- **RAW DATA**:
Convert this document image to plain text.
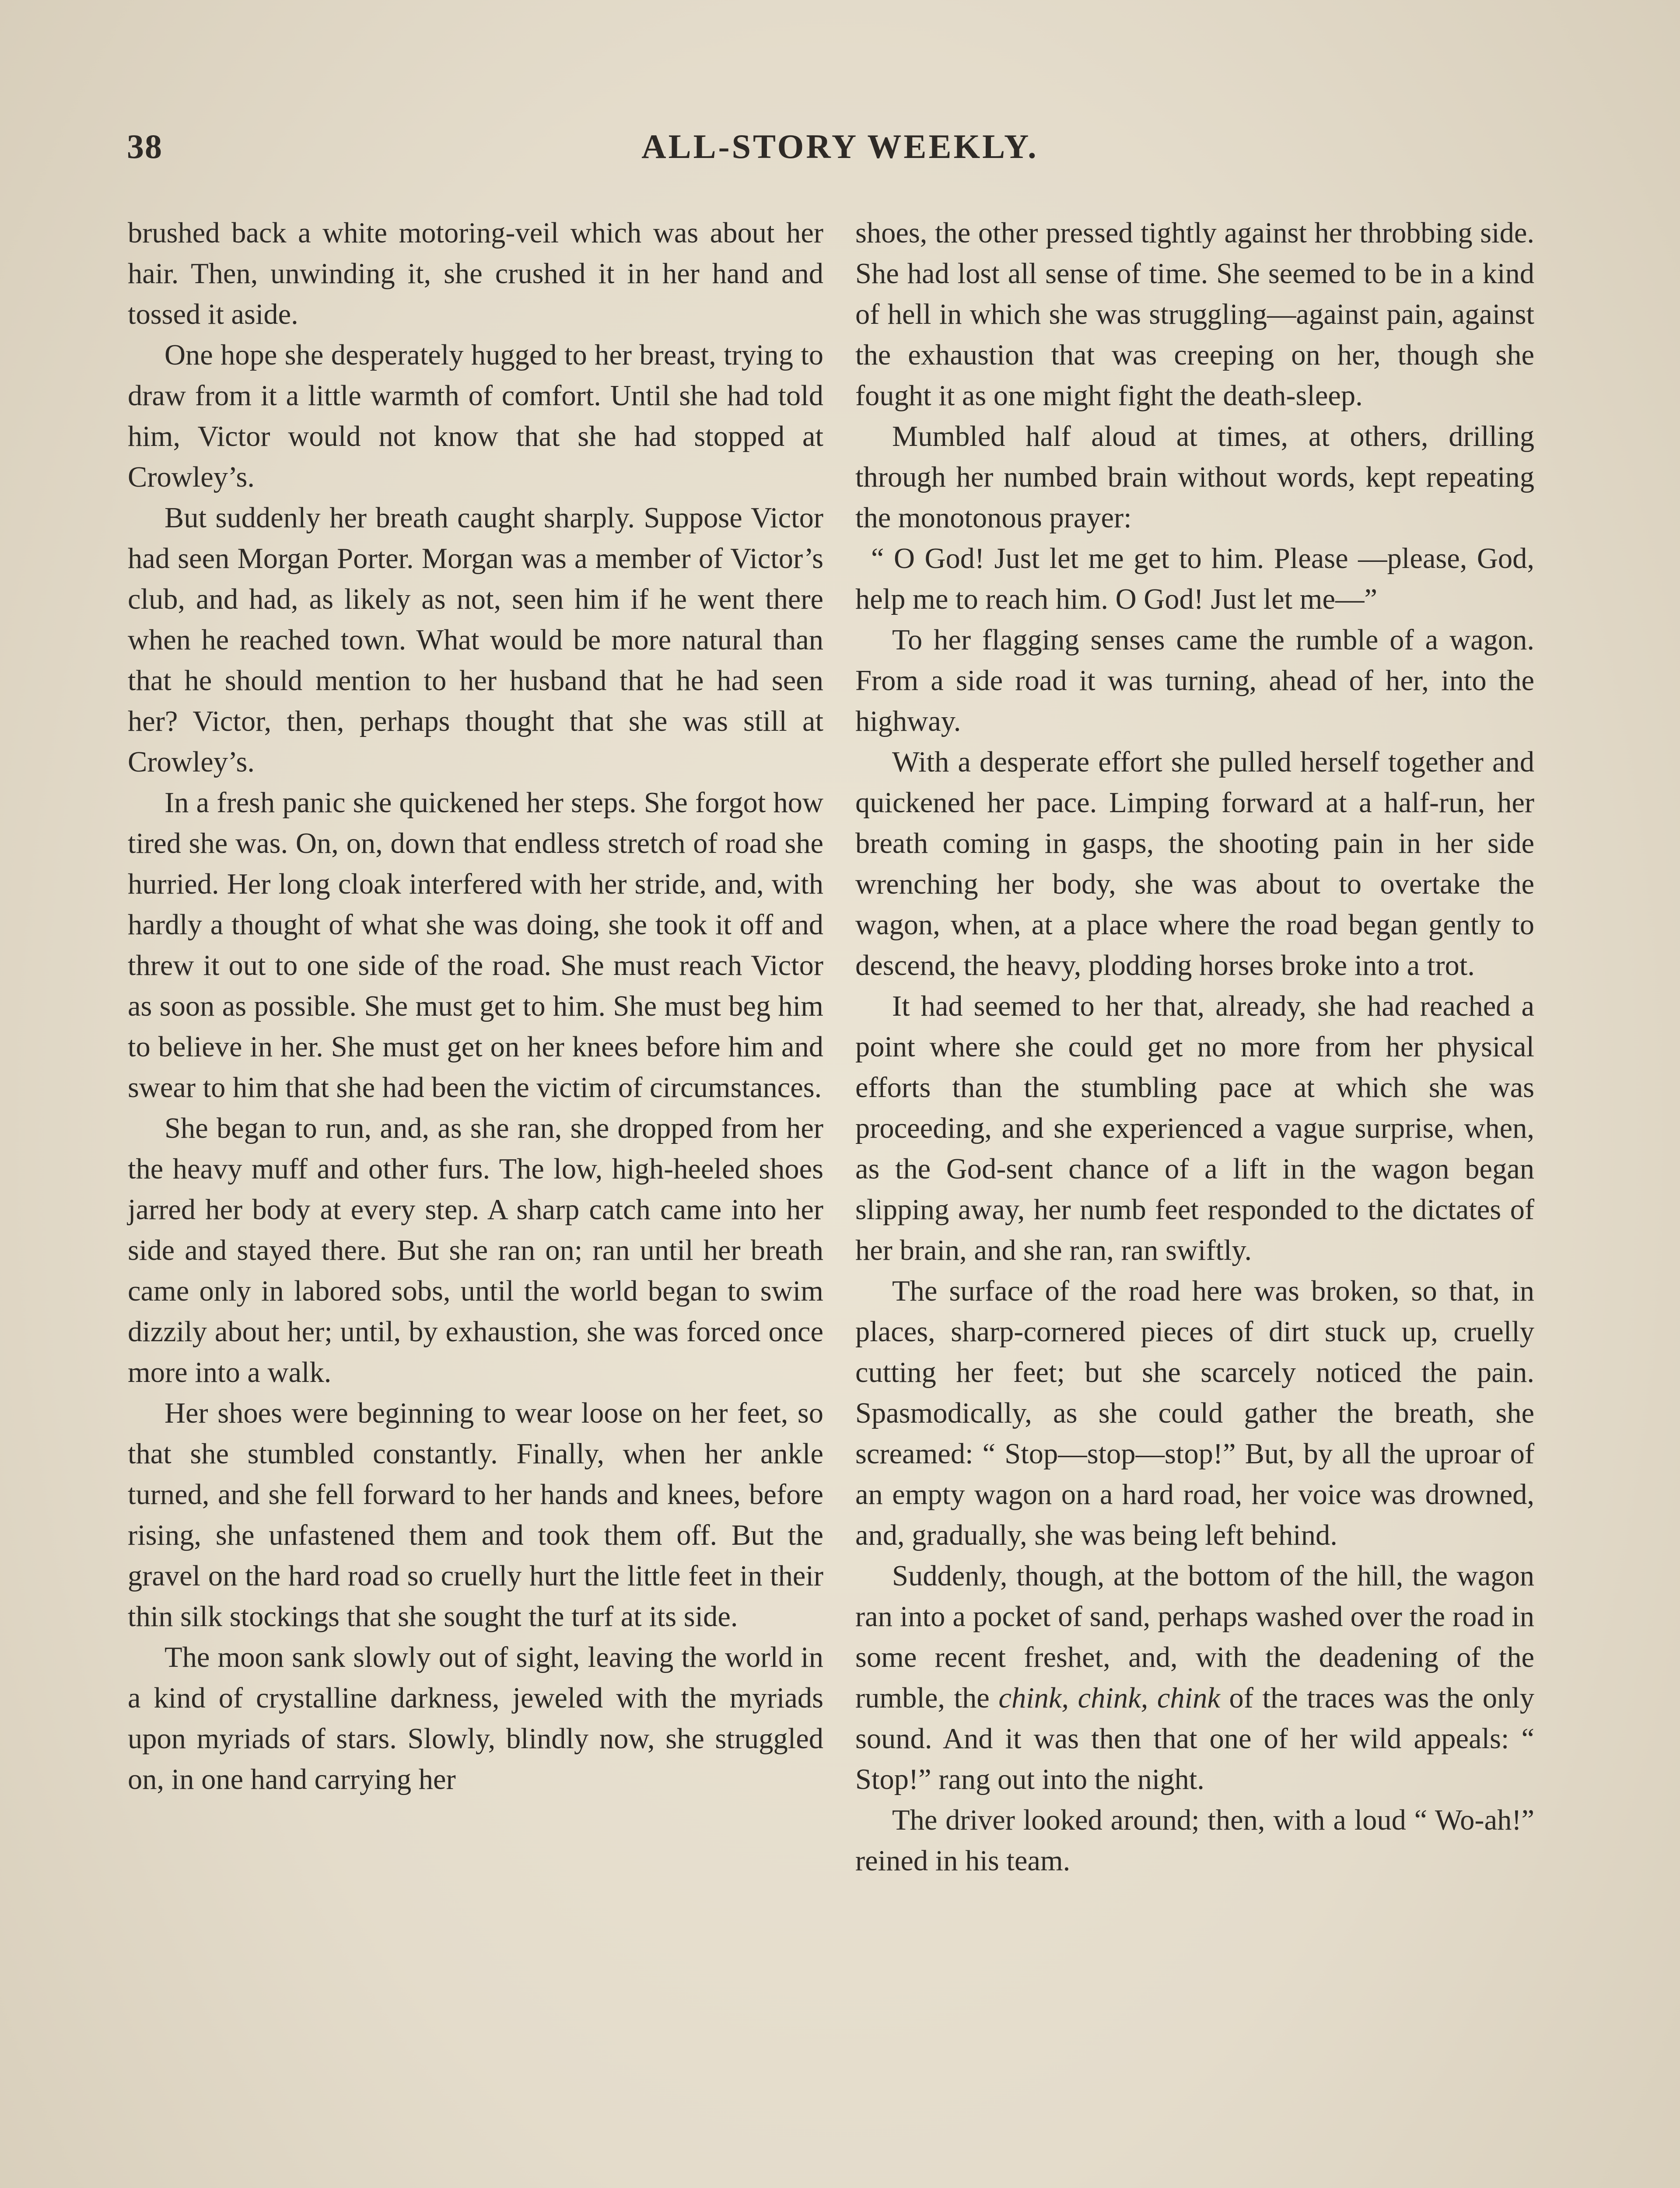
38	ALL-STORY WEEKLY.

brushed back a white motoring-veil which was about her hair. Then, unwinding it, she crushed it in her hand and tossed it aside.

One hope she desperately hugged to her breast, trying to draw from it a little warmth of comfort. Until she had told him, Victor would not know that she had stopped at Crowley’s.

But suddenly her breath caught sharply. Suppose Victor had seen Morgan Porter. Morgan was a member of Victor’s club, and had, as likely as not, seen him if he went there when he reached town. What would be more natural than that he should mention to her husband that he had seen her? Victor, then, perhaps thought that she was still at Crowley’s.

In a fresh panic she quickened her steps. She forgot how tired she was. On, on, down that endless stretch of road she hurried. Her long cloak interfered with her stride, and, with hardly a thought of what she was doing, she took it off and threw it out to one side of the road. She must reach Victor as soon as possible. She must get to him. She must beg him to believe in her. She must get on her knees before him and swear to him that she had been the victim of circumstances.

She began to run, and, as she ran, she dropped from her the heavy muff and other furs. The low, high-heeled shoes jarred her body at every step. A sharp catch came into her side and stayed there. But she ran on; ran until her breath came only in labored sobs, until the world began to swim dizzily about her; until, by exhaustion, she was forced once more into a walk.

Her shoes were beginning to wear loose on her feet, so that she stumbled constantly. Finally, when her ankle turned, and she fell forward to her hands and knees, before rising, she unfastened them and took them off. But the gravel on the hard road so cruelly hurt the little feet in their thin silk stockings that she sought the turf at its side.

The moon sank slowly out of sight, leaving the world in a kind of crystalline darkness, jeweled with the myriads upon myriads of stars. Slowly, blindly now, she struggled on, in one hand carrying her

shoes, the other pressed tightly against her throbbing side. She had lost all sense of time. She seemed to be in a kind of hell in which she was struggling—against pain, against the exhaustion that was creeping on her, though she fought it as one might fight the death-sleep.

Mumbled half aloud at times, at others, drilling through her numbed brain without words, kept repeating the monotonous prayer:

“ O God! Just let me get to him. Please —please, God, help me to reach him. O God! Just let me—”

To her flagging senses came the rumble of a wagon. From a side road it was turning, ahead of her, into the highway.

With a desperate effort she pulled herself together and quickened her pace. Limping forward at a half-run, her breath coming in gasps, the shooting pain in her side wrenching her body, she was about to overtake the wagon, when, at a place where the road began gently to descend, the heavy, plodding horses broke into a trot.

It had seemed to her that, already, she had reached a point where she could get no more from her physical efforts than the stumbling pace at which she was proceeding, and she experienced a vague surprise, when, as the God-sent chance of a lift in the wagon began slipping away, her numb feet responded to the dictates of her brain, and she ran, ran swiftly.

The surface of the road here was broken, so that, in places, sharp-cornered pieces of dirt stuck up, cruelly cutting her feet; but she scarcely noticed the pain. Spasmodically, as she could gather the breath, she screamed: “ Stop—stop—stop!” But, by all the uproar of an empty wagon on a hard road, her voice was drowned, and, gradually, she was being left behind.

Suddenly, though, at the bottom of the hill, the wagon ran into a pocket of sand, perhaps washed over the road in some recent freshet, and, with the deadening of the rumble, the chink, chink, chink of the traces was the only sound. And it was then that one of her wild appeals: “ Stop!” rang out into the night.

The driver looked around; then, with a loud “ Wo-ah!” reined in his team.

* * *

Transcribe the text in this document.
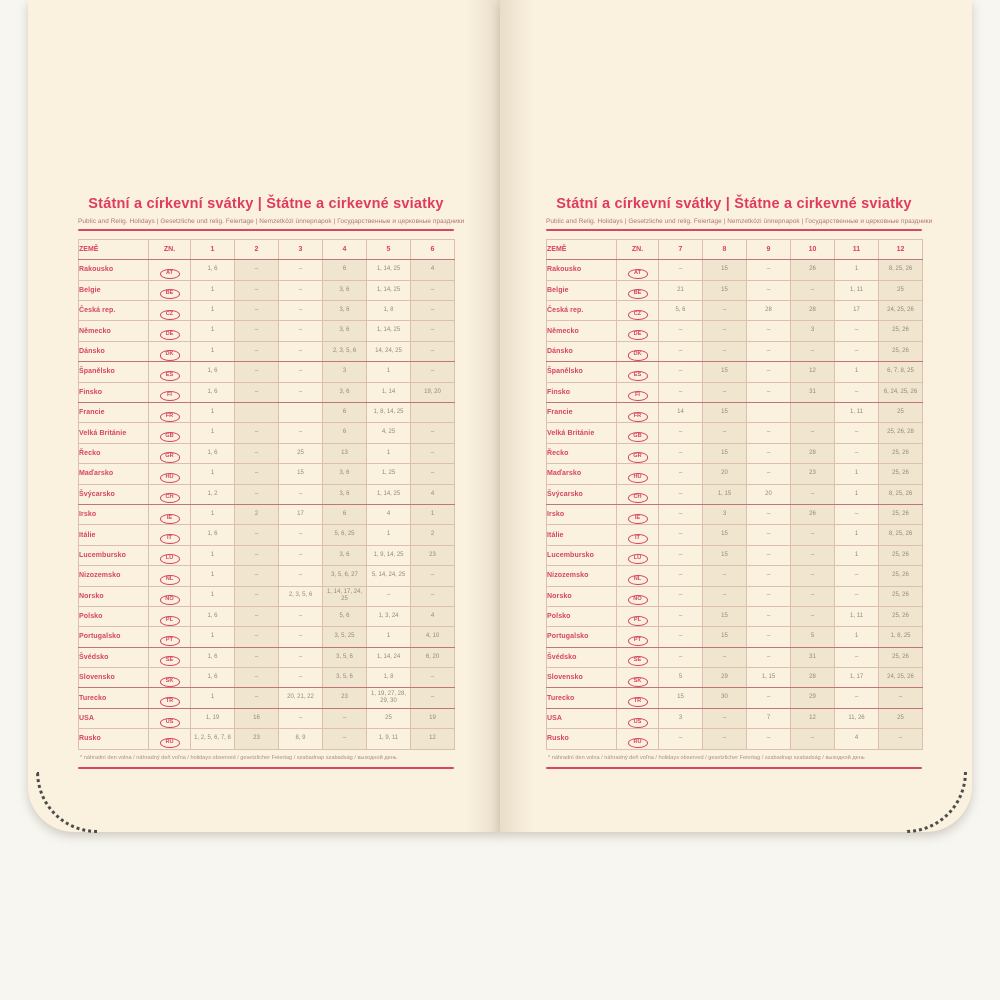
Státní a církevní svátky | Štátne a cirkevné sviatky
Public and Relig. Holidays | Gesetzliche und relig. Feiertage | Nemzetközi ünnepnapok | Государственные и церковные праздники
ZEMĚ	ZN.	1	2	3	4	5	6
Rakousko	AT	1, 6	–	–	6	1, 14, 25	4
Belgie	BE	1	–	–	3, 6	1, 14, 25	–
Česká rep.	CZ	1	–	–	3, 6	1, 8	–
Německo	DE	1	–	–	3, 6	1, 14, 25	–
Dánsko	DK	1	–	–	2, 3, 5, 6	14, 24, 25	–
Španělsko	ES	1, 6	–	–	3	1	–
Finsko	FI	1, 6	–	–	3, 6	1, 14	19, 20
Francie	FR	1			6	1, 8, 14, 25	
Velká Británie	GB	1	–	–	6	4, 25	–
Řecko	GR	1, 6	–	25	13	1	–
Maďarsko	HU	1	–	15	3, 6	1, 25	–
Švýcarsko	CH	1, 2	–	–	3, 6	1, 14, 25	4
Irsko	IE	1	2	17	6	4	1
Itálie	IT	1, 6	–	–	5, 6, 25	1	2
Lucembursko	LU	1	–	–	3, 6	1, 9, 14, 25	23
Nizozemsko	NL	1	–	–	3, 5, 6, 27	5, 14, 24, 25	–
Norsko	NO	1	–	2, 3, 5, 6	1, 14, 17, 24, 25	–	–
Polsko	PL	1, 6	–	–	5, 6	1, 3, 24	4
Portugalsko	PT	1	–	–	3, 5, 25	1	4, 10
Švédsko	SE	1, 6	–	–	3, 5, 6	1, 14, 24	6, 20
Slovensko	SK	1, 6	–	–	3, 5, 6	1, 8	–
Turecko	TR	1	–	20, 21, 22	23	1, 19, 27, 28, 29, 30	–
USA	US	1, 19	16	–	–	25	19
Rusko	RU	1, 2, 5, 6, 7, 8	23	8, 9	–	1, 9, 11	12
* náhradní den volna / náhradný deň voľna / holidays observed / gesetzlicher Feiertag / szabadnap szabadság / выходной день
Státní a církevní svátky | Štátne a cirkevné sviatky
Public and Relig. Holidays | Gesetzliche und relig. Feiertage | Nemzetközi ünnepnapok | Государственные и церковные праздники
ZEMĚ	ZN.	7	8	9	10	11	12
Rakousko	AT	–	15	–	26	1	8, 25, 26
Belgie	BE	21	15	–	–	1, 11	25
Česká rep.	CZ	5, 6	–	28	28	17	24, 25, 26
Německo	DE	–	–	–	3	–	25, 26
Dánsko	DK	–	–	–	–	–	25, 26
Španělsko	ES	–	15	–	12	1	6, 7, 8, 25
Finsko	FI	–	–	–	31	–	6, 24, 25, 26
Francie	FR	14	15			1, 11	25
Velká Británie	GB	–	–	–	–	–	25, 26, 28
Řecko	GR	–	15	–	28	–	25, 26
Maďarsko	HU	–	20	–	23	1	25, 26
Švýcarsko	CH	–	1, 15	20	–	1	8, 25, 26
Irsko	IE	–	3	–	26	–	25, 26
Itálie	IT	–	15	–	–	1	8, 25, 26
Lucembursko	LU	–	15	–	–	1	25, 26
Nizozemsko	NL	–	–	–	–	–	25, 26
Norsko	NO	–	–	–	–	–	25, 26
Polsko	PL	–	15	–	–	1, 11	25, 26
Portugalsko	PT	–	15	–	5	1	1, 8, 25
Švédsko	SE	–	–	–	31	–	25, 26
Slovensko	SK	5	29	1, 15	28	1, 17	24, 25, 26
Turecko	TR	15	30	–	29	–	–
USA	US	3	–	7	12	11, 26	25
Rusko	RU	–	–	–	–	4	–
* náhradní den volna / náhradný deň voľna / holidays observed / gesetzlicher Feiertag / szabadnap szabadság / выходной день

* * *

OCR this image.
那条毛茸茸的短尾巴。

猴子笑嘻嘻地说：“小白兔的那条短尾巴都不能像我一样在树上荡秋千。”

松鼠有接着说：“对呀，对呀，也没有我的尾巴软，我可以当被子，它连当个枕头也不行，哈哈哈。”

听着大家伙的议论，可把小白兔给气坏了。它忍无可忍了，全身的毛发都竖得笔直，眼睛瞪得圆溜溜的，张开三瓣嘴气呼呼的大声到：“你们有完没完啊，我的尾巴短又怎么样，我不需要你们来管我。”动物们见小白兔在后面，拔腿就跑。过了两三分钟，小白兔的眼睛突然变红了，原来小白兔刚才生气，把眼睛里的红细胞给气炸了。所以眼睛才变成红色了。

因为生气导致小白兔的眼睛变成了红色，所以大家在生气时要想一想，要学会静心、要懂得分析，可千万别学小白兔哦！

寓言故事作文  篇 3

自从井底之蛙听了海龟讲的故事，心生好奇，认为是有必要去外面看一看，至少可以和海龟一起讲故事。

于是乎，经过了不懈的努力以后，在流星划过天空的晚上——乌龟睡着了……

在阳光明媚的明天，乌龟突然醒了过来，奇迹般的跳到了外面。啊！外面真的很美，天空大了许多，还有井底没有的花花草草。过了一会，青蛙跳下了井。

- **EXERCISE**:
Gather every line containing the word "heavy" and copy it.

- **TASK SOLUTION**:
She began to run, and, as she ran, she dropped from her the heavy muff and other furs. The low, high-heeled shoes jarred her body at every step. A sharp catch came into her side and stayed there. But she ran on; ran until her breath came only in labored sobs, until the world began to swim dizzily about her; until, by exhaustion, she was forced once more into a walk.
With a desperate effort she pulled herself together and quickened her pace. Limping forward at a half-run, her breath coming in gasps, the shooting pain in her side wrenching her body, she was about to overtake the wagon, when, at a place where the road began gently to descend, the heavy, plodding horses broke into a trot.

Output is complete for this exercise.